Text excerpt:
------------------------
Items Outside of the Project Scope the Cooper Hewitt Might Address

  • Leona interacting with the pen– it is currently not very accessible for people with vision impairments!

    Video displays throughout the museum lacked headphones and no alternative way of receiving audio-described media

  • There were several barriers for Leona in using the Pen:
    • She did not realize there was a unique code on her museum ticket and no way for her to reliably remember her code after the visit
    • Finding the hash marks to save an object to her collection required the help of her partner
    • Without her partner, Leona would have had to keep her dominant hand free for her white cane


During our post-tour debrief with Leona she confirmed interest in our app concept, and suggested possibly dividing information into a hierarchy, and/or possibly providing several tour options, such as a historical tour focused on the architecture of the Carnegie Mansion, a tours on the rotating exhibits, etc.

We had a discussion with Pamela Horn and the Cooper Hewitt digital team after the tours about the details of implementing some of our ideas and connecting with the Cooper Hewitt API. The Cooper Hewitt has several different ways of describing and providing interpretive information about objects. The most basic is an object description, which we confirmed we can access through the API. There are also descriptions called “chats,” which are not currently stored in the API and therefore will likely not be a scalable solution until the point they are regularly stored in the collections database. A fun fact from Pamela is the largest search from the collection is color—but no data on the details.

Additionally, Pam let us know they are launching their first large print label project for the upcoming Jazz Age exhibit. The large print labels will be provided as physical books that visitors who need larger/high-contrast text can use to read labels. The Jazz Age exhibit has hundreds of items and Pam explained the challenge of organizing the large number of labels so that visitors can easily find the label they are interested in as they explore the exhibit. Hopefully, the ARgo app can solve that challenge by providing the same information as the large print labels, but on-demand via image recognition.
------------------------
Data section:
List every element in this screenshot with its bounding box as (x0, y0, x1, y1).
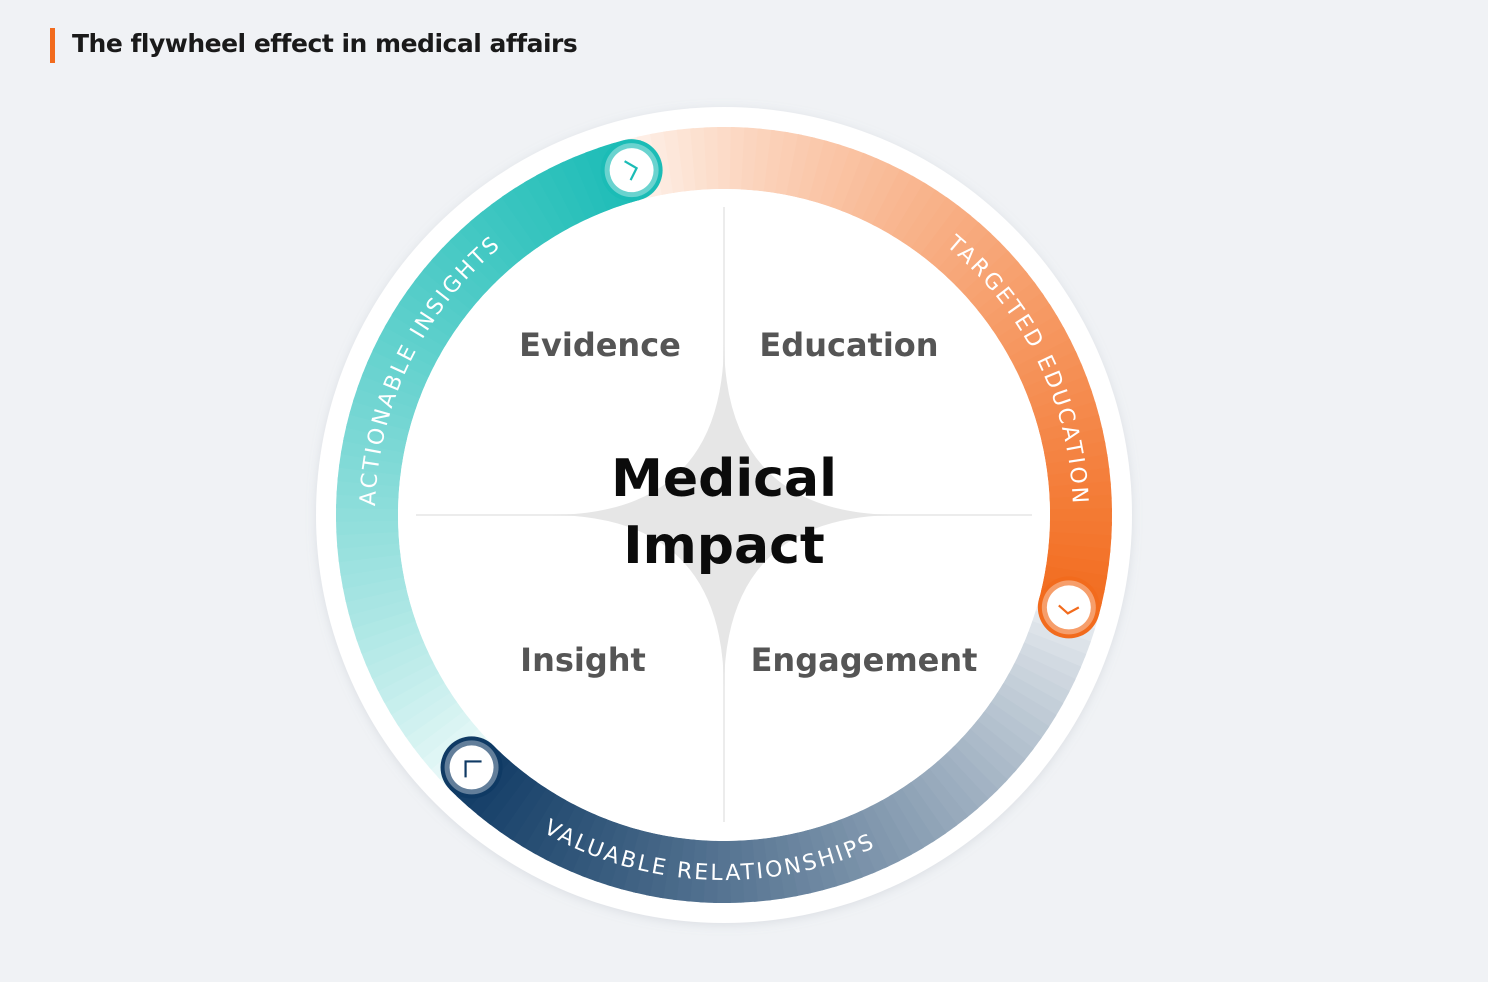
------------------------
Set of tasks:
1 - Could you quote the stretch of the Cooper Hewitt text from "During our post-tour" through "rotating exhibits, etc."?
2 - Can you sum up the Cooper Hewitt text in two sentences?
3 - In the Cooper Hewitt text, what does Pamela say is the largest search from the collection?

Full solutions:
1 -
During our post-tour debrief with Leona she confirmed interest in our app concept, and suggested possibly dividing information into a hierarchy, and/or possibly providing several tour options, such as a historical tour focused on the architecture of the Carnegie Mansion, a tours on the rotating exhibits, etc.

2 - Leona faced several barriers in using the Pen, such as not realizing her museum ticket had a unique code and needing her partner's help to find the hash marks, but she confirmed interest in the app concept. The team discussed implementation with Pamela Horn and the digital team, confirming that object descriptions can be accessed through the API, and Pam described the challenge of organizing large print labels for the upcoming Jazz Age exhibit, which the ARgo app might solve through on-demand image recognition.

3 - Color.